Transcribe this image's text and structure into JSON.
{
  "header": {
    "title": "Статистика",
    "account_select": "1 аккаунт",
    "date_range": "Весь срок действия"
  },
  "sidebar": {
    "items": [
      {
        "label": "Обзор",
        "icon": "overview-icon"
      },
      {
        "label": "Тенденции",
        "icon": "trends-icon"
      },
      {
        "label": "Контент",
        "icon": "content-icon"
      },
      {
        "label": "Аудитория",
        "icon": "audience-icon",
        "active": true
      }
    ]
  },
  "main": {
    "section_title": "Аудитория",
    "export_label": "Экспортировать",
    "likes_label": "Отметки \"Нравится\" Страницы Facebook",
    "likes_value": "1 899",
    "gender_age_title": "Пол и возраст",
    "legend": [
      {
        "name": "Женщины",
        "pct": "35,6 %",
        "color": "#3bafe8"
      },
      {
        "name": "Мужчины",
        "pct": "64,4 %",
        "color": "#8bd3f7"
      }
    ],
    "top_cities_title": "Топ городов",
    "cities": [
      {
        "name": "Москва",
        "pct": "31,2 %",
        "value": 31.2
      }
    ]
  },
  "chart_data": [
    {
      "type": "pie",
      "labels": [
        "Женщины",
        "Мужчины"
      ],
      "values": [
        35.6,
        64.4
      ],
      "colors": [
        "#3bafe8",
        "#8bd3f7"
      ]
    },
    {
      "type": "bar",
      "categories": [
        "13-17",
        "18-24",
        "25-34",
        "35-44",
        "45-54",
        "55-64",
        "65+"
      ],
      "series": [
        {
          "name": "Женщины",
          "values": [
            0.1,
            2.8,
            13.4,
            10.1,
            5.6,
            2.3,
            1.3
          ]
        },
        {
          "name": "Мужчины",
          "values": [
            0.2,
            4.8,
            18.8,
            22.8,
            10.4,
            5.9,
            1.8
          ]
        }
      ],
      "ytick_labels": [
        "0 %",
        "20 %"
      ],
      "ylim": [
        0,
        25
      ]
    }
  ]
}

──────────────────────────────

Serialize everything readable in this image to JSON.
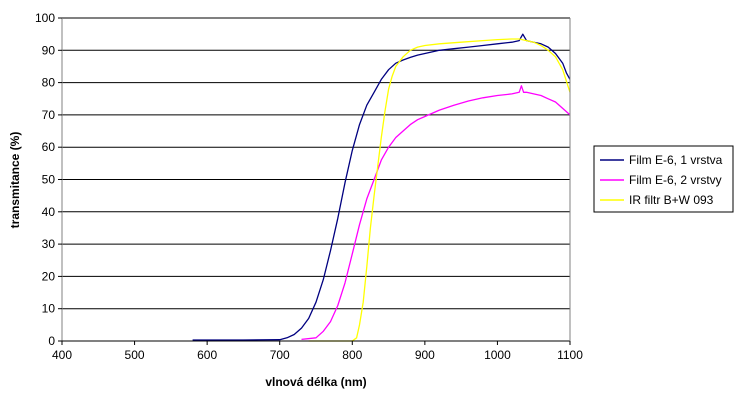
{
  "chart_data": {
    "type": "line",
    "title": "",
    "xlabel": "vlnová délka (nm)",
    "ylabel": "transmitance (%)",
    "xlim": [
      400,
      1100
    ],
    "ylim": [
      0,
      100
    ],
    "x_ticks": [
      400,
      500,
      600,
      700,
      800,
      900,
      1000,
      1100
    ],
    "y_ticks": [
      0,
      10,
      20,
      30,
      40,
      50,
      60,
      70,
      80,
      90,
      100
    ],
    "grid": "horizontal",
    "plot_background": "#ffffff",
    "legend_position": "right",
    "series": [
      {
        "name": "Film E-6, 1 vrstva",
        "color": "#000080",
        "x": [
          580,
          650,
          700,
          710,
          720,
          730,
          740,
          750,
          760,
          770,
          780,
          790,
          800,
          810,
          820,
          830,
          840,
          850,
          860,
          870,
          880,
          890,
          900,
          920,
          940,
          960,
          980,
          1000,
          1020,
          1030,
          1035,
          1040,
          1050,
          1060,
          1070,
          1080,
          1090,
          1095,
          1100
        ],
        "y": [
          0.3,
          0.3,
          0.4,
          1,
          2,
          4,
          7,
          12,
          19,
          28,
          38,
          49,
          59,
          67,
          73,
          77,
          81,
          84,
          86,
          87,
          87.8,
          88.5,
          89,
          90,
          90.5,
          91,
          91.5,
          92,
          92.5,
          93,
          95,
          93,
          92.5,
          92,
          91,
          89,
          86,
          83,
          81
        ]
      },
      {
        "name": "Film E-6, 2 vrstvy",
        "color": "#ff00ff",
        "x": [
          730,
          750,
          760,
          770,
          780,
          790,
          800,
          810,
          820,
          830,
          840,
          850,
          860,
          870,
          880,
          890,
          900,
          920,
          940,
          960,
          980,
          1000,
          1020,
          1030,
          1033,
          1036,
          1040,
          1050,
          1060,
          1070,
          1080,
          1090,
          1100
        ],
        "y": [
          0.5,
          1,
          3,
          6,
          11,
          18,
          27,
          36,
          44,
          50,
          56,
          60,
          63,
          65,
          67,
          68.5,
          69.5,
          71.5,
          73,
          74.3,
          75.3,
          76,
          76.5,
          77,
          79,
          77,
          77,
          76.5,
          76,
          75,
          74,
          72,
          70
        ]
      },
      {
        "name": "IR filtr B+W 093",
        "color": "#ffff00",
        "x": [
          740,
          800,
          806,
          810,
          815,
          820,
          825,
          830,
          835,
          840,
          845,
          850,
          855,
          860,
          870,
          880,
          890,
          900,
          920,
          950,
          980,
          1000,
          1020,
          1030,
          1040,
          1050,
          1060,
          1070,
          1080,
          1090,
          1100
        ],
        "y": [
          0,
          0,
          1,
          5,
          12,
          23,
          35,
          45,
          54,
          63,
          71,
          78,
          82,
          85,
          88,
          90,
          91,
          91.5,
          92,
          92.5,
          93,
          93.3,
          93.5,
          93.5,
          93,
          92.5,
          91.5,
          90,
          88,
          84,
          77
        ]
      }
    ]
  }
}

──────────────────────────────

— YOUR GOAL —
Return, from the data, each line that has the word "image" in it.

— SOLUTION FOR THIS EXERCISE —
Transcribe this image's text and structure into JSON.
Serialize everything readable in this image to JSON.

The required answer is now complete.